[Start of Text to read]

This is my brainstorming and notes page.
Parser Migration Tool
Project might have three components:
- Backend Tool -Based on rt server, grunge through pages looking for “something”, dumping results into a db.
- Present a nice UI allowing you to create new “somethings”, showing the results of the search & proposed edits, allow you to manually or automatically approve edits or coordinate manual edits
- Might be a separate piece to actually apply approved edits, if that's not trivial to integrate into #2.
The broad architecture looks like -
[Pages] | V Backend Tool | V [db with list of pages to fix + what to fix] | + < ----- Bots Fixing Issues | V Webapp
The architecture is going to based on the rt server. It will grunge through pages "looking for something", and will dump result into a database.
We still need to look what all "looking for something" and "create a new something" will looks like. It can be a regexp, a piece of js code, one can be created directly from the UI, or through gerrit & redeploy, etc. But, For the start we will just generate corrections based on what we know in parsoid. we will start by defining a few "interesting rules" manually. Eg - templates creating misnested HTML.
We might integrate the tool with the regular parsing pipeline and might use some of the rt server code.
What kind of info we need to extract?

[End of Text to read]
[Start of Supplied data]

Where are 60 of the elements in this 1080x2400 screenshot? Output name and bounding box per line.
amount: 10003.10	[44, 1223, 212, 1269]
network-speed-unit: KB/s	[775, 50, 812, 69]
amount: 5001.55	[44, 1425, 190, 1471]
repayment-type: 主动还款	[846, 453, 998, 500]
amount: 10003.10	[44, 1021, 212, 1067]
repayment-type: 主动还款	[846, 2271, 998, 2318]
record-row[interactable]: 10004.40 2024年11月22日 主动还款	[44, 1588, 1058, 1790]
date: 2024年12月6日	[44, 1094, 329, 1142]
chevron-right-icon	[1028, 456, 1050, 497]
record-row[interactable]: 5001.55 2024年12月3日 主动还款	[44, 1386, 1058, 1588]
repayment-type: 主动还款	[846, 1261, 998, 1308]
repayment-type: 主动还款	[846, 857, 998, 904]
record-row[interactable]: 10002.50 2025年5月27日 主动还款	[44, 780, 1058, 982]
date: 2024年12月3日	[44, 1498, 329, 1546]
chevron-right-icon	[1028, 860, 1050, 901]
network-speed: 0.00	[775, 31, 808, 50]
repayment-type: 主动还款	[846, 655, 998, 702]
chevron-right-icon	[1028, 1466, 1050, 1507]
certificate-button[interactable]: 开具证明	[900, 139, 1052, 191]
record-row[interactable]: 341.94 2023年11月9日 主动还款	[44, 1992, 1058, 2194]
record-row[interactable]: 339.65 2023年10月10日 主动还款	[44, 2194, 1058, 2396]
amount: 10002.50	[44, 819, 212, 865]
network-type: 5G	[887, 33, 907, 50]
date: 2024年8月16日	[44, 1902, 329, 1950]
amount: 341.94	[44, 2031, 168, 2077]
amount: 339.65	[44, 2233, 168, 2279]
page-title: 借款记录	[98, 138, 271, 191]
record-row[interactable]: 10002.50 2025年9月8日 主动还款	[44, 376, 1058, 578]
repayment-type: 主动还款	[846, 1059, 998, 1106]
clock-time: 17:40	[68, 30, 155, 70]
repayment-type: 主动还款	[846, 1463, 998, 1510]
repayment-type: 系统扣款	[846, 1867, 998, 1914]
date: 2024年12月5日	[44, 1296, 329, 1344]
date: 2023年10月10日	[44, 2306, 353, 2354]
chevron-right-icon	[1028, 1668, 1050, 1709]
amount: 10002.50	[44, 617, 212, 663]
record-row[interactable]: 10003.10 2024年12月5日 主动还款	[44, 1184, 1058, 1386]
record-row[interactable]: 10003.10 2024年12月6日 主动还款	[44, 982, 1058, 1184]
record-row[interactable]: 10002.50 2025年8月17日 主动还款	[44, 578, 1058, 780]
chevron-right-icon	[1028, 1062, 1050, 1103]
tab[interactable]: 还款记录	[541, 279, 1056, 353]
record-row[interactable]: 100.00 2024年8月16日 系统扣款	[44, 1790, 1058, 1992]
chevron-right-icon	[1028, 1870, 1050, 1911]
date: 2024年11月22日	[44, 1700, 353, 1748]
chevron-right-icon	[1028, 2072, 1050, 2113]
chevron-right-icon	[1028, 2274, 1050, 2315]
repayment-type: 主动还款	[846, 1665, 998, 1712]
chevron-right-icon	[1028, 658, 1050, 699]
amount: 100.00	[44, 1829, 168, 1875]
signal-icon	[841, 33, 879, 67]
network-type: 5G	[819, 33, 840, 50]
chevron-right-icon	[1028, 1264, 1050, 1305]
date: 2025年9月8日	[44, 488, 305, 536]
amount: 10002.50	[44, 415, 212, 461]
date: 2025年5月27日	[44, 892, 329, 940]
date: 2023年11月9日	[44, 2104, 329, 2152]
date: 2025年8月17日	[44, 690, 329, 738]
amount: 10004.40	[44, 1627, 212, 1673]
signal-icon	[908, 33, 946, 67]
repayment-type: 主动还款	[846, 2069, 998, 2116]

[End of Supplied data]

Given task ▸ From the parser migration tool notes, list every stage named in the broad architecture diagram. The records are not needed for this.

Task response ▸
Pages
Backend Tool
db with list of pages to fix + what to fix
Bots Fixing Issues
Webapp